### Problem to solve
Repeat each line word for word.
-- start of Records to process --
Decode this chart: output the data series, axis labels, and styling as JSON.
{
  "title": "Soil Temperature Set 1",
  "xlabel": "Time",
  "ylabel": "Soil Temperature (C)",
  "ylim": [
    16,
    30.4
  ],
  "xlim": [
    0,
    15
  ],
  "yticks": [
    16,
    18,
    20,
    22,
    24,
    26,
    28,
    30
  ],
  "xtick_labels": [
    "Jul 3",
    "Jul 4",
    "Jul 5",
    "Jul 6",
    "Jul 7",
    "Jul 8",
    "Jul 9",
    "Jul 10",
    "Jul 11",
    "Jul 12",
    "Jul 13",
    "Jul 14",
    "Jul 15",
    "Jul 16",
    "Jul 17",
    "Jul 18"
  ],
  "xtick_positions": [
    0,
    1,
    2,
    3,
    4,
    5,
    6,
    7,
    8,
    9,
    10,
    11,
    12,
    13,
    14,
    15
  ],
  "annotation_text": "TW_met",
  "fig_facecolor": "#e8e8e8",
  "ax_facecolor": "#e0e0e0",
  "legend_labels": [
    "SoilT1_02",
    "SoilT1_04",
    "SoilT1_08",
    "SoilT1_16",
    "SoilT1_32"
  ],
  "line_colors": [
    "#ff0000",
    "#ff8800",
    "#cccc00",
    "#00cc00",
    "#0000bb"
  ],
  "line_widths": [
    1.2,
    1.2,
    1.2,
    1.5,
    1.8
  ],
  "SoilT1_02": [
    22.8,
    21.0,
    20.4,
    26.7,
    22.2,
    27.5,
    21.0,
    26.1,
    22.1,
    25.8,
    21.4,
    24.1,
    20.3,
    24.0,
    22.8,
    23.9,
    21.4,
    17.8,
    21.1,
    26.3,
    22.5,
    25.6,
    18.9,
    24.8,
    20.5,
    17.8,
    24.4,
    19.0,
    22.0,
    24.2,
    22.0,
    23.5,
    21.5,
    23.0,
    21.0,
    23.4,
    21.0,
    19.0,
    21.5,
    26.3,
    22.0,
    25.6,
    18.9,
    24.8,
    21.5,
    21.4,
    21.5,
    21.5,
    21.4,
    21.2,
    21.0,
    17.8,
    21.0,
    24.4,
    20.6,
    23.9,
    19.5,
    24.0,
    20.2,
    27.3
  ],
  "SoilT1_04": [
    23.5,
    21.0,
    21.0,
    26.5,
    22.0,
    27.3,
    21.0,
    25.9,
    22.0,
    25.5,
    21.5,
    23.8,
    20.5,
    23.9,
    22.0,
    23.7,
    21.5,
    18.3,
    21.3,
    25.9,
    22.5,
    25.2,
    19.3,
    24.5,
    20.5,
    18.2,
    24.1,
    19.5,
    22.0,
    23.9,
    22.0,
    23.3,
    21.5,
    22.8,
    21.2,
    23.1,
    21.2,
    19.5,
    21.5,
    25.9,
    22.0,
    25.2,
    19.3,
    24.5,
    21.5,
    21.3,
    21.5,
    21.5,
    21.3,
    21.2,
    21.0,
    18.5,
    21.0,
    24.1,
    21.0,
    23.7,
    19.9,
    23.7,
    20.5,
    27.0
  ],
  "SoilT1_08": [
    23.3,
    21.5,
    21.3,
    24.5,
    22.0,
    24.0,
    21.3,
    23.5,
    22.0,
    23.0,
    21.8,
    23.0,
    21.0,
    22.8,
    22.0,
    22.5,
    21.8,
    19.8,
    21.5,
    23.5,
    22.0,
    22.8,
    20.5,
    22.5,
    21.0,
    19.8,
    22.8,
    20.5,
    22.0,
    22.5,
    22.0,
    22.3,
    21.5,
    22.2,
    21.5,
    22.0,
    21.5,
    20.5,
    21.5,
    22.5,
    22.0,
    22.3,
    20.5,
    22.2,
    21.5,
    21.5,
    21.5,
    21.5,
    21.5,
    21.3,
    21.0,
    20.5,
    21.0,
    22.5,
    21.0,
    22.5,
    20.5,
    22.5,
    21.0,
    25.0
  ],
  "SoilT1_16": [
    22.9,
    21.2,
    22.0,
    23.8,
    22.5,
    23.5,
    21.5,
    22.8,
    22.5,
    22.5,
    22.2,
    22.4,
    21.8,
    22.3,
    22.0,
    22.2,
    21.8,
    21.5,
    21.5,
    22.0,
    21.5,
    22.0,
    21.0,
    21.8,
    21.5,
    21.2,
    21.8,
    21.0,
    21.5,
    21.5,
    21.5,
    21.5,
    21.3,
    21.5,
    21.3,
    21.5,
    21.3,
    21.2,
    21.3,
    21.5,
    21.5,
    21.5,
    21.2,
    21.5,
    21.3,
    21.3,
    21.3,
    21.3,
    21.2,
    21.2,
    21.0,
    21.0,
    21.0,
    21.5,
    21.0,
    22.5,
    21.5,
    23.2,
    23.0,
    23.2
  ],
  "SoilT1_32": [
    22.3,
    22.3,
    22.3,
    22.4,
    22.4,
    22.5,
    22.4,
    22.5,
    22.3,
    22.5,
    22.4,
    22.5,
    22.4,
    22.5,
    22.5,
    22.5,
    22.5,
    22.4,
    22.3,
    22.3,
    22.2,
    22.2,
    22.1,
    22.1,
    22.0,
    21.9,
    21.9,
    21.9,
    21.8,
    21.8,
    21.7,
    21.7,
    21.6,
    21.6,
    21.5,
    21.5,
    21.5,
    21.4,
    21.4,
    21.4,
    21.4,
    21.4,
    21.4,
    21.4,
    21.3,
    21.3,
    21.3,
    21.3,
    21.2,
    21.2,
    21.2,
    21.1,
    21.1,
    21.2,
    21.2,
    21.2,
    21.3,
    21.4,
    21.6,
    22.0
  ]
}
-- end of Records to process --
### Response to the exercise
Decode this chart: output the data series, axis labels, and styling as JSON.
{
  "title": "Soil Temperature Set 1",
  "xlabel": "Time",
  "ylabel": "Soil Temperature (C)",
  "ylim": [
    16,
    30.4
  ],
  "xlim": [
    0,
    15
  ],
  "yticks": [
    16,
    18,
    20,
    22,
    24,
    26,
    28,
    30
  ],
  "xtick_labels": [
    "Jul 3",
    "Jul 4",
    "Jul 5",
    "Jul 6",
    "Jul 7",
    "Jul 8",
    "Jul 9",
    "Jul 10",
    "Jul 11",
    "Jul 12",
    "Jul 13",
    "Jul 14",
    "Jul 15",
    "Jul 16",
    "Jul 17",
    "Jul 18"
  ],
  "xtick_positions": [
    0,
    1,
    2,
    3,
    4,
    5,
    6,
    7,
    8,
    9,
    10,
    11,
    12,
    13,
    14,
    15
  ],
  "annotation_text": "TW_met",
  "fig_facecolor": "#e8e8e8",
  "ax_facecolor": "#e0e0e0",
  "legend_labels": [
    "SoilT1_02",
    "SoilT1_04",
    "SoilT1_08",
    "SoilT1_16",
    "SoilT1_32"
  ],
  "line_colors": [
    "#ff0000",
    "#ff8800",
    "#cccc00",
    "#00cc00",
    "#0000bb"
  ],
  "line_widths": [
    1.2,
    1.2,
    1.2,
    1.5,
    1.8
  ],
  "SoilT1_02": [
    22.8,
    21.0,
    20.4,
    26.7,
    22.2,
    27.5,
    21.0,
    26.1,
    22.1,
    25.8,
    21.4,
    24.1,
    20.3,
    24.0,
    22.8,
    23.9,
    21.4,
    17.8,
    21.1,
    26.3,
    22.5,
    25.6,
    18.9,
    24.8,
    20.5,
    17.8,
    24.4,
    19.0,
    22.0,
    24.2,
    22.0,
    23.5,
    21.5,
    23.0,
    21.0,
    23.4,
    21.0,
    19.0,
    21.5,
    26.3,
    22.0,
    25.6,
    18.9,
    24.8,
    21.5,
    21.4,
    21.5,
    21.5,
    21.4,
    21.2,
    21.0,
    17.8,
    21.0,
    24.4,
    20.6,
    23.9,
    19.5,
    24.0,
    20.2,
    27.3
  ],
  "SoilT1_04": [
    23.5,
    21.0,
    21.0,
    26.5,
    22.0,
    27.3,
    21.0,
    25.9,
    22.0,
    25.5,
    21.5,
    23.8,
    20.5,
    23.9,
    22.0,
    23.7,
    21.5,
    18.3,
    21.3,
    25.9,
    22.5,
    25.2,
    19.3,
    24.5,
    20.5,
    18.2,
    24.1,
    19.5,
    22.0,
    23.9,
    22.0,
    23.3,
    21.5,
    22.8,
    21.2,
    23.1,
    21.2,
    19.5,
    21.5,
    25.9,
    22.0,
    25.2,
    19.3,
    24.5,
    21.5,
    21.3,
    21.5,
    21.5,
    21.3,
    21.2,
    21.0,
    18.5,
    21.0,
    24.1,
    21.0,
    23.7,
    19.9,
    23.7,
    20.5,
    27.0
  ],
  "SoilT1_08": [
    23.3,
    21.5,
    21.3,
    24.5,
    22.0,
    24.0,
    21.3,
    23.5,
    22.0,
    23.0,
    21.8,
    23.0,
    21.0,
    22.8,
    22.0,
    22.5,
    21.8,
    19.8,
    21.5,
    23.5,
    22.0,
    22.8,
    20.5,
    22.5,
    21.0,
    19.8,
    22.8,
    20.5,
    22.0,
    22.5,
    22.0,
    22.3,
    21.5,
    22.2,
    21.5,
    22.0,
    21.5,
    20.5,
    21.5,
    22.5,
    22.0,
    22.3,
    20.5,
    22.2,
    21.5,
    21.5,
    21.5,
    21.5,
    21.5,
    21.3,
    21.0,
    20.5,
    21.0,
    22.5,
    21.0,
    22.5,
    20.5,
    22.5,
    21.0,
    25.0
  ],
  "SoilT1_16": [
    22.9,
    21.2,
    22.0,
    23.8,
    22.5,
    23.5,
    21.5,
    22.8,
    22.5,
    22.5,
    22.2,
    22.4,
    21.8,
    22.3,
    22.0,
    22.2,
    21.8,
    21.5,
    21.5,
    22.0,
    21.5,
    22.0,
    21.0,
    21.8,
    21.5,
    21.2,
    21.8,
    21.0,
    21.5,
    21.5,
    21.5,
    21.5,
    21.3,
    21.5,
    21.3,
    21.5,
    21.3,
    21.2,
    21.3,
    21.5,
    21.5,
    21.5,
    21.2,
    21.5,
    21.3,
    21.3,
    21.3,
    21.3,
    21.2,
    21.2,
    21.0,
    21.0,
    21.0,
    21.5,
    21.0,
    22.5,
    21.5,
    23.2,
    23.0,
    23.2
  ],
  "SoilT1_32": [
    22.3,
    22.3,
    22.3,
    22.4,
    22.4,
    22.5,
    22.4,
    22.5,
    22.3,
    22.5,
    22.4,
    22.5,
    22.4,
    22.5,
    22.5,
    22.5,
    22.5,
    22.4,
    22.3,
    22.3,
    22.2,
    22.2,
    22.1,
    22.1,
    22.0,
    21.9,
    21.9,
    21.9,
    21.8,
    21.8,
    21.7,
    21.7,
    21.6,
    21.6,
    21.5,
    21.5,
    21.5,
    21.4,
    21.4,
    21.4,
    21.4,
    21.4,
    21.4,
    21.4,
    21.3,
    21.3,
    21.3,
    21.3,
    21.2,
    21.2,
    21.2,
    21.1,
    21.1,
    21.2,
    21.2,
    21.2,
    21.3,
    21.4,
    21.6,
    22.0
  ]
}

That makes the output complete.